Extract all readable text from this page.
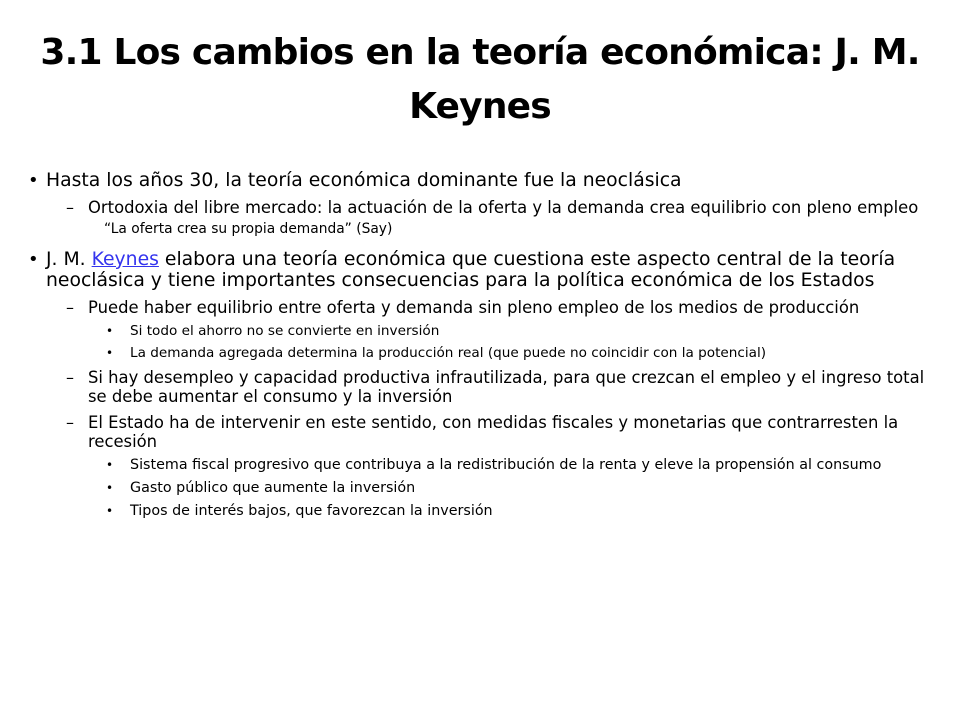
3.1 Los cambios en la teoría económica: J. M. Keynes
• Hasta los años 30, la teoría económica dominante fue la neoclásica
– Ortodoxia del libre mercado: la actuación de la oferta y la demanda crea equilibrio con pleno empleo
“La oferta crea su propia demanda” (Say)
• J. M. Keynes elabora una teoría económica que cuestiona este aspecto central de la teoría neoclásica y tiene importantes consecuencias para la política económica de los Estados
– Puede haber equilibrio entre oferta y demanda sin pleno empleo de los medios de producción
• Si todo el ahorro no se convierte en inversión
• La demanda agregada determina la producción real (que puede no coincidir con la potencial)
– Si hay desempleo y capacidad productiva infrautilizada, para que crezcan el empleo y el ingreso total se debe aumentar el consumo y la inversión
– El Estado ha de intervenir en este sentido, con medidas fiscales y monetarias que contrarresten la recesión
• Sistema fiscal progresivo que contribuya a la redistribución de la renta y eleve la propensión al consumo
• Gasto público que aumente la inversión
• Tipos de interés bajos, que favorezcan la inversión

§ WHAT IS EXPECTED
Your task is to transcribe all of the records precisely, with no images included.

§ EXERCISE SOLUTION
Extract all readable text from this page.
3.1 Los cambios en la teoría económica: J. M. Keynes
• Hasta los años 30, la teoría económica dominante fue la neoclásica
– Ortodoxia del libre mercado: la actuación de la oferta y la demanda crea equilibrio con pleno empleo
“La oferta crea su propia demanda” (Say)
• J. M. Keynes elabora una teoría económica que cuestiona este aspecto central de la teoría neoclásica y tiene importantes consecuencias para la política económica de los Estados
– Puede haber equilibrio entre oferta y demanda sin pleno empleo de los medios de producción
• Si todo el ahorro no se convierte en inversión
• La demanda agregada determina la producción real (que puede no coincidir con la potencial)
– Si hay desempleo y capacidad productiva infrautilizada, para que crezcan el empleo y el ingreso total se debe aumentar el consumo y la inversión
– El Estado ha de intervenir en este sentido, con medidas fiscales y monetarias que contrarresten la recesión
• Sistema fiscal progresivo que contribuya a la redistribución de la renta y eleve la propensión al consumo
• Gasto público que aumente la inversión
• Tipos de interés bajos, que favorezcan la inversión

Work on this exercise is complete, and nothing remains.